▶ TASK DATA:
:::
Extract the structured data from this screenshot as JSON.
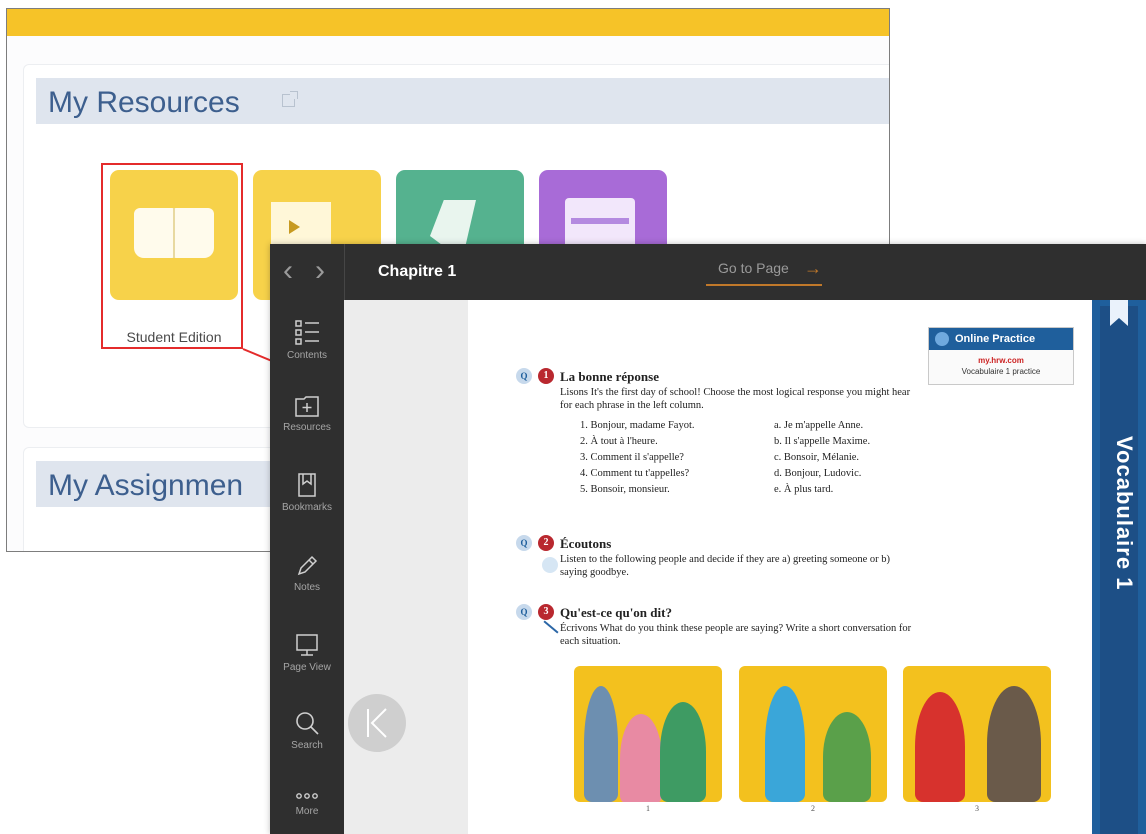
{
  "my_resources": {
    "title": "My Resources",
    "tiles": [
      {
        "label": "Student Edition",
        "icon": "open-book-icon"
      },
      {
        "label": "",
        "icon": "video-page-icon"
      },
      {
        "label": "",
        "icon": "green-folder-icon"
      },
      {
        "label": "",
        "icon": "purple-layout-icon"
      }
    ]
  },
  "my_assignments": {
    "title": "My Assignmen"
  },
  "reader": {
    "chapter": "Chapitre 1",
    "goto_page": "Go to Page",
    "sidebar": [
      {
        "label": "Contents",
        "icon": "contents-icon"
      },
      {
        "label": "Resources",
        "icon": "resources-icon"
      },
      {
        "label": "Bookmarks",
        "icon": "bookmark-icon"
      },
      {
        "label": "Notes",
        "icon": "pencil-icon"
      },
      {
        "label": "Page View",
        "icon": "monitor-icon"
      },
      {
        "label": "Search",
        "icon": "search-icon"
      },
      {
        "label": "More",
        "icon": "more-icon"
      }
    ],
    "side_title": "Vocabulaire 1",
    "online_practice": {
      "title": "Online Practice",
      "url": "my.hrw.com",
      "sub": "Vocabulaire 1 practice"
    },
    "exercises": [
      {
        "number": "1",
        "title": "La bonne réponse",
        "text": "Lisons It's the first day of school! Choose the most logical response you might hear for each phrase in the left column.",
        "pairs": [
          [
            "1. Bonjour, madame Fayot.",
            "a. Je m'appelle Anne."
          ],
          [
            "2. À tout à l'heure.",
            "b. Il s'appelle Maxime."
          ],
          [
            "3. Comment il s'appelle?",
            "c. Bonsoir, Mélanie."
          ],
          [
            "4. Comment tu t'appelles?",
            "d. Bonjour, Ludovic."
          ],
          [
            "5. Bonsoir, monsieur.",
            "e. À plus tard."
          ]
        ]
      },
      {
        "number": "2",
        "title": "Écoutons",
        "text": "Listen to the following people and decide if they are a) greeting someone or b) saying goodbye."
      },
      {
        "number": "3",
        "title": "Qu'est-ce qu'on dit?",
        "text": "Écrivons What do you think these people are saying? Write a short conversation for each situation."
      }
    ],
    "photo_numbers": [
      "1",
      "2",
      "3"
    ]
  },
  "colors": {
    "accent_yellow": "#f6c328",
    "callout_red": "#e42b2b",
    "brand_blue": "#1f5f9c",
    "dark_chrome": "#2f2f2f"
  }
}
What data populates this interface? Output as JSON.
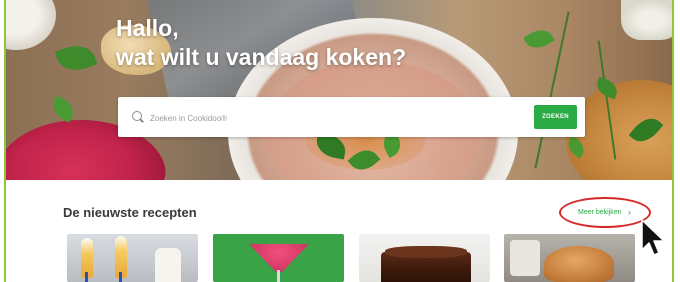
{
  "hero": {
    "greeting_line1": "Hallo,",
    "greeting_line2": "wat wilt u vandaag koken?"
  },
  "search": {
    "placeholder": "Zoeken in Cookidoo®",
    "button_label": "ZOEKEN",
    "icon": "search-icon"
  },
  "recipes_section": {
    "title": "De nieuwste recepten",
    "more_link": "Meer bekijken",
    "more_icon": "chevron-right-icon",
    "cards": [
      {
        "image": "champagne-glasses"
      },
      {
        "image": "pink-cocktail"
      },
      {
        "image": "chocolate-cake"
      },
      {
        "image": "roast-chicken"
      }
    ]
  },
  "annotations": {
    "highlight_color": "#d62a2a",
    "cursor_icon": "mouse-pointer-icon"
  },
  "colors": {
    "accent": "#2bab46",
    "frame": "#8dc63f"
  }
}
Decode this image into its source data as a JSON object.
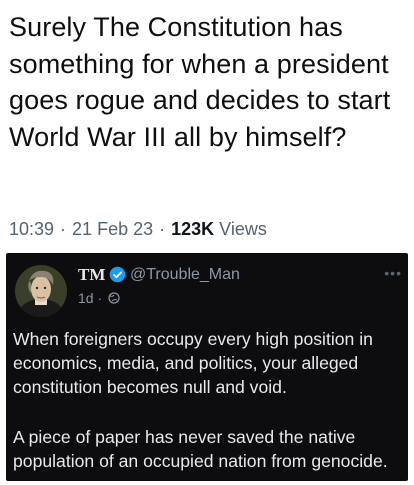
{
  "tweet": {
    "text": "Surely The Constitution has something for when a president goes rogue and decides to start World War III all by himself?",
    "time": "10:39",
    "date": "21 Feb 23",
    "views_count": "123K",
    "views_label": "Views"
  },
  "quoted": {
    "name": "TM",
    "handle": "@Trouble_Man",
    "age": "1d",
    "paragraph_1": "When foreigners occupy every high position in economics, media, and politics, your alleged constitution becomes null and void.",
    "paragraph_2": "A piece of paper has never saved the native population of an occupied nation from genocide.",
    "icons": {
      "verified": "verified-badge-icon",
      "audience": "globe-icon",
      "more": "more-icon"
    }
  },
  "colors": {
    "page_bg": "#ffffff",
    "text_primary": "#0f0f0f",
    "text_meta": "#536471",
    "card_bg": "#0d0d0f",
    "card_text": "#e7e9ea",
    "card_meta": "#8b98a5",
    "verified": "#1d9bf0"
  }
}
:::
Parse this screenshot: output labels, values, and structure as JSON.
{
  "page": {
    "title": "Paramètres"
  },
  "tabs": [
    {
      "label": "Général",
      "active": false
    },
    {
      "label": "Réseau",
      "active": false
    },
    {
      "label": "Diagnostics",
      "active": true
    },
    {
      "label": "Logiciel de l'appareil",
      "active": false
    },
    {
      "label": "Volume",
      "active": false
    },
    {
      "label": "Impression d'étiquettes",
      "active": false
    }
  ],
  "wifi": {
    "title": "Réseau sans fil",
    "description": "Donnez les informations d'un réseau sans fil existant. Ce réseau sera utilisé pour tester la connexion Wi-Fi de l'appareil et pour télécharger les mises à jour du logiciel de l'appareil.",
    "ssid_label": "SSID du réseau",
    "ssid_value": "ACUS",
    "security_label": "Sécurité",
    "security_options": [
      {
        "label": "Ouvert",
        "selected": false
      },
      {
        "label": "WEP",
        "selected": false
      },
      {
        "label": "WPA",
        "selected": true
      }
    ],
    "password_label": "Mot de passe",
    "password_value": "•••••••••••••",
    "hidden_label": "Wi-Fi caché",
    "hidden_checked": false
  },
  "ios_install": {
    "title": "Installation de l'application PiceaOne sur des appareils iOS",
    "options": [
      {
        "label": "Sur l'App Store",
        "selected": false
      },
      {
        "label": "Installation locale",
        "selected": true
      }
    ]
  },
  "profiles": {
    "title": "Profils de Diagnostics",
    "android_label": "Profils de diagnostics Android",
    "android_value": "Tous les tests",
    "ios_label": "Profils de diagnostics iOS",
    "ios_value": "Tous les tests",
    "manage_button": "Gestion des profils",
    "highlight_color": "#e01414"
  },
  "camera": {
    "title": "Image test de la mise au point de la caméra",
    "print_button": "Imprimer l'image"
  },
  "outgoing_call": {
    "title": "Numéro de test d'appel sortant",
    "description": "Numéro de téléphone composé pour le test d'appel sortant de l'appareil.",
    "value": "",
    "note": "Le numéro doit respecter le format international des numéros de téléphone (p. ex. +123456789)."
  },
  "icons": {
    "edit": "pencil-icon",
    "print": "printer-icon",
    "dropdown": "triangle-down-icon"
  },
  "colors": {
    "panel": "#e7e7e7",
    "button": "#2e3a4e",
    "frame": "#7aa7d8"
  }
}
:::
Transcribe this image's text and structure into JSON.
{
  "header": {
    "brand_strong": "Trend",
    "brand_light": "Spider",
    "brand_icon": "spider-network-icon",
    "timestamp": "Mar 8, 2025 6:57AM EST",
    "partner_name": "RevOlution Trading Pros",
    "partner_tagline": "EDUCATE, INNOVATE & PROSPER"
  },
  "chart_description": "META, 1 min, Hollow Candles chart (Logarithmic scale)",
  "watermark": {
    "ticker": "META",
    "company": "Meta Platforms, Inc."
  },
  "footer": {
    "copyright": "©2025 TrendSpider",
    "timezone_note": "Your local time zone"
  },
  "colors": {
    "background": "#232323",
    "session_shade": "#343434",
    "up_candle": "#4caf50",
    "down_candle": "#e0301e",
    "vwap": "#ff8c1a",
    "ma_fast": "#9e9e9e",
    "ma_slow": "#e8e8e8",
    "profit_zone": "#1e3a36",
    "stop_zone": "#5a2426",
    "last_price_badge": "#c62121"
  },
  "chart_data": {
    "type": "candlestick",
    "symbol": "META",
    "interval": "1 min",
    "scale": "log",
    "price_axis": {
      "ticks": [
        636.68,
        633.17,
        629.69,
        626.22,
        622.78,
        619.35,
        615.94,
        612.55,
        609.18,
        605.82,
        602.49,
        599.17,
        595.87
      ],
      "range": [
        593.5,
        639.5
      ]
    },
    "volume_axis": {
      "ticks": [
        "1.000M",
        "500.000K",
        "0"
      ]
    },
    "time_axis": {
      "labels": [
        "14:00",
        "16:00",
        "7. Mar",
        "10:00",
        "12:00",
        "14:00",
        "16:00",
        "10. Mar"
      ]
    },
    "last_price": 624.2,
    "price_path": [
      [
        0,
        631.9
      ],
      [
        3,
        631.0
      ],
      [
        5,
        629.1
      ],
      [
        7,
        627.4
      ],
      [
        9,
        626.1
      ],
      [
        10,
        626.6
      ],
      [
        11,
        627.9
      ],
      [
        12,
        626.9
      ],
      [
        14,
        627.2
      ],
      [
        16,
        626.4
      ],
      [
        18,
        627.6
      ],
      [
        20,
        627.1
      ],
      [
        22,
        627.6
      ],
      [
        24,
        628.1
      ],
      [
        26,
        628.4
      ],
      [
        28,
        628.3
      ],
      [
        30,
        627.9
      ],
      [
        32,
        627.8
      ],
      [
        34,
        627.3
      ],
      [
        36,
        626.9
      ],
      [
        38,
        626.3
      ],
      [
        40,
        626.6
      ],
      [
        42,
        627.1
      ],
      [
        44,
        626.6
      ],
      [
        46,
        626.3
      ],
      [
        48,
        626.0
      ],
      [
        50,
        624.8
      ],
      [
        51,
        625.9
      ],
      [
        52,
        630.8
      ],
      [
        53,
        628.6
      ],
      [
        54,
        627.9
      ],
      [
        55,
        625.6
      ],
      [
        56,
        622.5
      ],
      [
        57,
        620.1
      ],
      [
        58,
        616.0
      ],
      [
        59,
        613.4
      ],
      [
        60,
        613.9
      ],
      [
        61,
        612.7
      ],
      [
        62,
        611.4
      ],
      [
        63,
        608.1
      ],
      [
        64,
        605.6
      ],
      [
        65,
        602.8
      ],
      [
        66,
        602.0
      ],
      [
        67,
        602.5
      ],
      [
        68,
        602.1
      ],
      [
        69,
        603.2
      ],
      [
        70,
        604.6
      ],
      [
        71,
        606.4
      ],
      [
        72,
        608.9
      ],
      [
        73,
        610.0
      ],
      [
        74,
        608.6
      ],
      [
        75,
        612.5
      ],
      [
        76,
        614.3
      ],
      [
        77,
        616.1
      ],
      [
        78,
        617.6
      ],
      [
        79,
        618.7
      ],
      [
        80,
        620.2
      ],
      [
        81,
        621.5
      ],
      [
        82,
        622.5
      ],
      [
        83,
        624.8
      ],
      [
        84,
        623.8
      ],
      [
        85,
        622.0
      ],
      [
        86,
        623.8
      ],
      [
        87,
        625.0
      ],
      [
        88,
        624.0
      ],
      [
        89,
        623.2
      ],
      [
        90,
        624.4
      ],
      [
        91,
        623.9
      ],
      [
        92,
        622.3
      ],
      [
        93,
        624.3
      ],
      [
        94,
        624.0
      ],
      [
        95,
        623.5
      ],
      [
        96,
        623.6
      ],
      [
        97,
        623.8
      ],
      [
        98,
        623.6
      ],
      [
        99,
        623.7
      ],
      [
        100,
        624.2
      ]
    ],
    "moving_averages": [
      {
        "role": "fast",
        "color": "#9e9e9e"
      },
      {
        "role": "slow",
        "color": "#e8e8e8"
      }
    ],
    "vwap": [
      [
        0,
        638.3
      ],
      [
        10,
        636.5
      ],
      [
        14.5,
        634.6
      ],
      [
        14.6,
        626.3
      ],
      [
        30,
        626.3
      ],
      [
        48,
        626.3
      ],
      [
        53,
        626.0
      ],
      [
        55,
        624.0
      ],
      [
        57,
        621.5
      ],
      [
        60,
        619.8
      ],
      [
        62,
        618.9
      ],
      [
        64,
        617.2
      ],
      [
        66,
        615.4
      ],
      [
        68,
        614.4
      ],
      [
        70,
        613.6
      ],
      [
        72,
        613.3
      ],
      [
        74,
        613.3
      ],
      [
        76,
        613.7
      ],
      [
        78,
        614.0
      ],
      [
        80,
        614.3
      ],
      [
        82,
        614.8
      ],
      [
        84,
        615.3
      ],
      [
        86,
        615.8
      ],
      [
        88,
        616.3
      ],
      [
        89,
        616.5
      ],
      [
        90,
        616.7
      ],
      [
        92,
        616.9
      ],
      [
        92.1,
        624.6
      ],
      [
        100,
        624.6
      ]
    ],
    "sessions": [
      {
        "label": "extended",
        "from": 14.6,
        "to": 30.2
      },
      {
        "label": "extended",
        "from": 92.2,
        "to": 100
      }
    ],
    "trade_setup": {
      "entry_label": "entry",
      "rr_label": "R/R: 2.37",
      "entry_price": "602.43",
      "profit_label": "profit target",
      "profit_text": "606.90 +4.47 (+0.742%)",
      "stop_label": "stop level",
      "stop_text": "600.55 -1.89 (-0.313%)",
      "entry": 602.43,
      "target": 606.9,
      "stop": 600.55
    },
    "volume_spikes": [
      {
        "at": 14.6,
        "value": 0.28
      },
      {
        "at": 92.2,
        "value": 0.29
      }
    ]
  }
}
:::
Copy down every line of the material above that includes the string "JSON".

Extract the structured data from this screenshot as JSON.
What data populates this interface? Output as JSON.
Decode this image into its source data as a JSON object.
Parse this screenshot: output labels, values, and structure as JSON.
Transcribe this image's text and structure into JSON.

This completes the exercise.